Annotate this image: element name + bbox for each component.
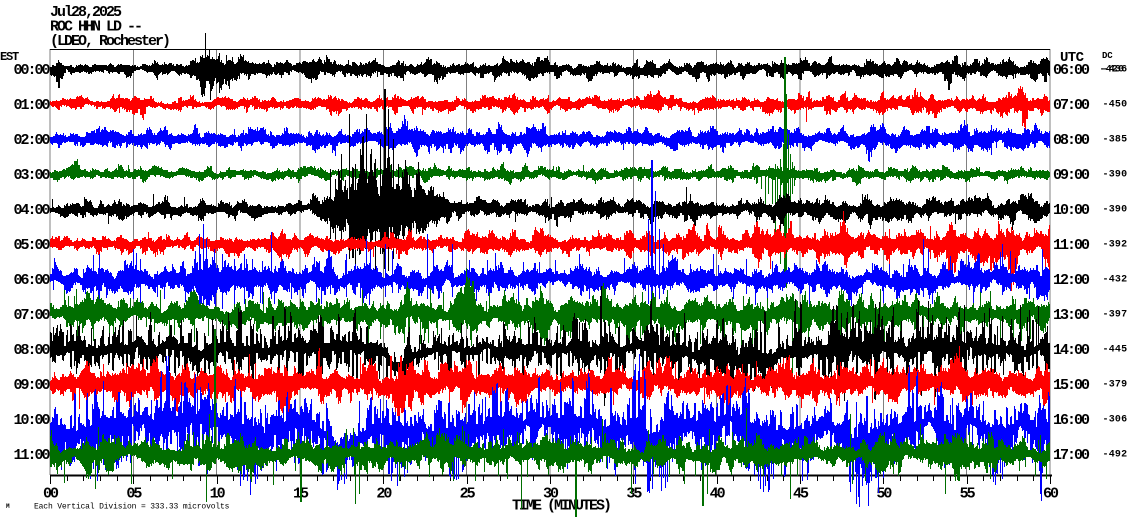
svg-text:00:00: 00:00: [14, 62, 51, 79]
svg-text:-379: -379: [1103, 380, 1128, 391]
svg-text:UTC: UTC: [1060, 50, 1085, 66]
svg-text:05: 05: [126, 486, 142, 503]
svg-text:Jul28,2025: Jul28,2025: [50, 4, 122, 21]
svg-text:12:00: 12:00: [1053, 272, 1090, 289]
svg-text:-390: -390: [1103, 205, 1128, 216]
svg-text:06:00: 06:00: [1053, 62, 1090, 79]
svg-text:11:00: 11:00: [14, 447, 51, 464]
svg-text:02:00: 02:00: [14, 132, 51, 149]
svg-text:10: 10: [210, 486, 226, 503]
svg-text:10:00: 10:00: [14, 412, 51, 429]
svg-text:Each Vertical Division = 333.: Each Vertical Division = 333.33 microvol…: [34, 503, 230, 512]
svg-text:07:00: 07:00: [1053, 97, 1090, 114]
svg-text:09:00: 09:00: [14, 377, 51, 394]
svg-text:DC: DC: [1102, 51, 1113, 61]
svg-text:M: M: [6, 503, 10, 510]
svg-text:-420: -420: [1100, 65, 1125, 76]
svg-text:-492: -492: [1103, 450, 1128, 461]
svg-text:17:00: 17:00: [1053, 447, 1090, 464]
svg-text:20: 20: [376, 486, 392, 503]
svg-text:05:00: 05:00: [14, 237, 51, 254]
svg-text:15:00: 15:00: [1053, 377, 1090, 394]
svg-text:13:00: 13:00: [1053, 307, 1090, 324]
svg-text:45: 45: [793, 486, 809, 503]
svg-text:EST: EST: [0, 50, 19, 64]
svg-text:03:00: 03:00: [14, 167, 51, 184]
svg-text:10:00: 10:00: [1053, 202, 1090, 219]
svg-text:04:00: 04:00: [14, 202, 51, 219]
svg-text:55: 55: [960, 486, 976, 503]
svg-text:08:00: 08:00: [1053, 132, 1090, 149]
svg-text:16:00: 16:00: [1053, 412, 1090, 429]
svg-text:35: 35: [626, 486, 642, 503]
svg-text:11:00: 11:00: [1053, 237, 1090, 254]
svg-text:TIME (MINUTES): TIME (MINUTES): [512, 498, 610, 515]
svg-text:01:00: 01:00: [14, 97, 51, 114]
svg-text:-306: -306: [1103, 415, 1128, 426]
svg-text:06:00: 06:00: [14, 272, 51, 289]
svg-text:09:00: 09:00: [1053, 167, 1090, 184]
svg-text:-445: -445: [1103, 345, 1128, 356]
svg-text:-385: -385: [1103, 135, 1128, 146]
svg-text:-392: -392: [1103, 240, 1128, 251]
svg-text:30: 30: [543, 486, 559, 503]
svg-text:ROC HHN LD --: ROC HHN LD --: [50, 19, 141, 36]
svg-text:-436: -436: [1103, 65, 1128, 76]
svg-text:-397: -397: [1103, 310, 1128, 321]
svg-text:(LDEO, Rochester): (LDEO, Rochester): [50, 33, 169, 50]
svg-text:14:00: 14:00: [1053, 342, 1090, 359]
svg-text:08:00: 08:00: [14, 342, 51, 359]
svg-text:07:00: 07:00: [14, 307, 51, 324]
svg-text:60: 60: [1043, 486, 1059, 503]
svg-text:-432: -432: [1103, 275, 1128, 286]
svg-text:00: 00: [43, 486, 59, 503]
svg-text:50: 50: [876, 486, 892, 503]
svg-text:-450: -450: [1103, 100, 1128, 111]
svg-text:25: 25: [460, 486, 476, 503]
svg-text:40: 40: [710, 486, 726, 503]
svg-text:-390: -390: [1103, 170, 1128, 181]
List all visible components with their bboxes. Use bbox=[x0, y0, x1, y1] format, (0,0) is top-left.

────────────────

■ EXERCISE TASK
Reproduce the listing above line for line, without changes, and leave out any pictures.

■ OUTPUT OF THE EXERCISE
Annotate this image: element name + bbox for each component.
svg-text:00:00: 00:00: [14, 62, 51, 79]
svg-text:-379: -379: [1103, 380, 1128, 391]
svg-text:UTC: UTC: [1060, 50, 1085, 66]
svg-text:05: 05: [126, 486, 142, 503]
svg-text:Jul28,2025: Jul28,2025: [50, 4, 122, 21]
svg-text:12:00: 12:00: [1053, 272, 1090, 289]
svg-text:-390: -390: [1103, 205, 1128, 216]
svg-text:06:00: 06:00: [1053, 62, 1090, 79]
svg-text:11:00: 11:00: [14, 447, 51, 464]
svg-text:02:00: 02:00: [14, 132, 51, 149]
svg-text:10: 10: [210, 486, 226, 503]
svg-text:10:00: 10:00: [14, 412, 51, 429]
svg-text:Each Vertical Division = 333.: Each Vertical Division = 333.33 microvol…: [34, 503, 230, 512]
svg-text:07:00: 07:00: [1053, 97, 1090, 114]
svg-text:09:00: 09:00: [14, 377, 51, 394]
svg-text:DC: DC: [1102, 51, 1113, 61]
svg-text:M: M: [6, 503, 10, 510]
svg-text:-420: -420: [1100, 65, 1125, 76]
svg-text:-492: -492: [1103, 450, 1128, 461]
svg-text:17:00: 17:00: [1053, 447, 1090, 464]
svg-text:20: 20: [376, 486, 392, 503]
svg-text:05:00: 05:00: [14, 237, 51, 254]
svg-text:15:00: 15:00: [1053, 377, 1090, 394]
svg-text:13:00: 13:00: [1053, 307, 1090, 324]
svg-text:45: 45: [793, 486, 809, 503]
svg-text:EST: EST: [0, 50, 19, 64]
svg-text:03:00: 03:00: [14, 167, 51, 184]
svg-text:10:00: 10:00: [1053, 202, 1090, 219]
svg-text:04:00: 04:00: [14, 202, 51, 219]
svg-text:55: 55: [960, 486, 976, 503]
svg-text:08:00: 08:00: [1053, 132, 1090, 149]
svg-text:16:00: 16:00: [1053, 412, 1090, 429]
svg-text:35: 35: [626, 486, 642, 503]
svg-text:11:00: 11:00: [1053, 237, 1090, 254]
svg-text:TIME (MINUTES): TIME (MINUTES): [512, 498, 610, 515]
svg-text:01:00: 01:00: [14, 97, 51, 114]
svg-text:-306: -306: [1103, 415, 1128, 426]
svg-text:06:00: 06:00: [14, 272, 51, 289]
svg-text:09:00: 09:00: [1053, 167, 1090, 184]
svg-text:-445: -445: [1103, 345, 1128, 356]
svg-text:-385: -385: [1103, 135, 1128, 146]
svg-text:-392: -392: [1103, 240, 1128, 251]
svg-text:30: 30: [543, 486, 559, 503]
svg-text:ROC HHN LD --: ROC HHN LD --: [50, 19, 141, 36]
svg-text:-436: -436: [1103, 65, 1128, 76]
svg-text:-397: -397: [1103, 310, 1128, 321]
svg-text:(LDEO, Rochester): (LDEO, Rochester): [50, 33, 169, 50]
svg-text:14:00: 14:00: [1053, 342, 1090, 359]
svg-text:08:00: 08:00: [14, 342, 51, 359]
svg-text:07:00: 07:00: [14, 307, 51, 324]
svg-text:60: 60: [1043, 486, 1059, 503]
svg-text:-432: -432: [1103, 275, 1128, 286]
svg-text:00: 00: [43, 486, 59, 503]
svg-text:50: 50: [876, 486, 892, 503]
svg-text:-450: -450: [1103, 100, 1128, 111]
svg-text:25: 25: [460, 486, 476, 503]
svg-text:40: 40: [710, 486, 726, 503]
svg-text:-390: -390: [1103, 170, 1128, 181]
List all visible components with their bboxes. Use bbox=[x0, y0, x1, y1] format, (0,0) is top-left.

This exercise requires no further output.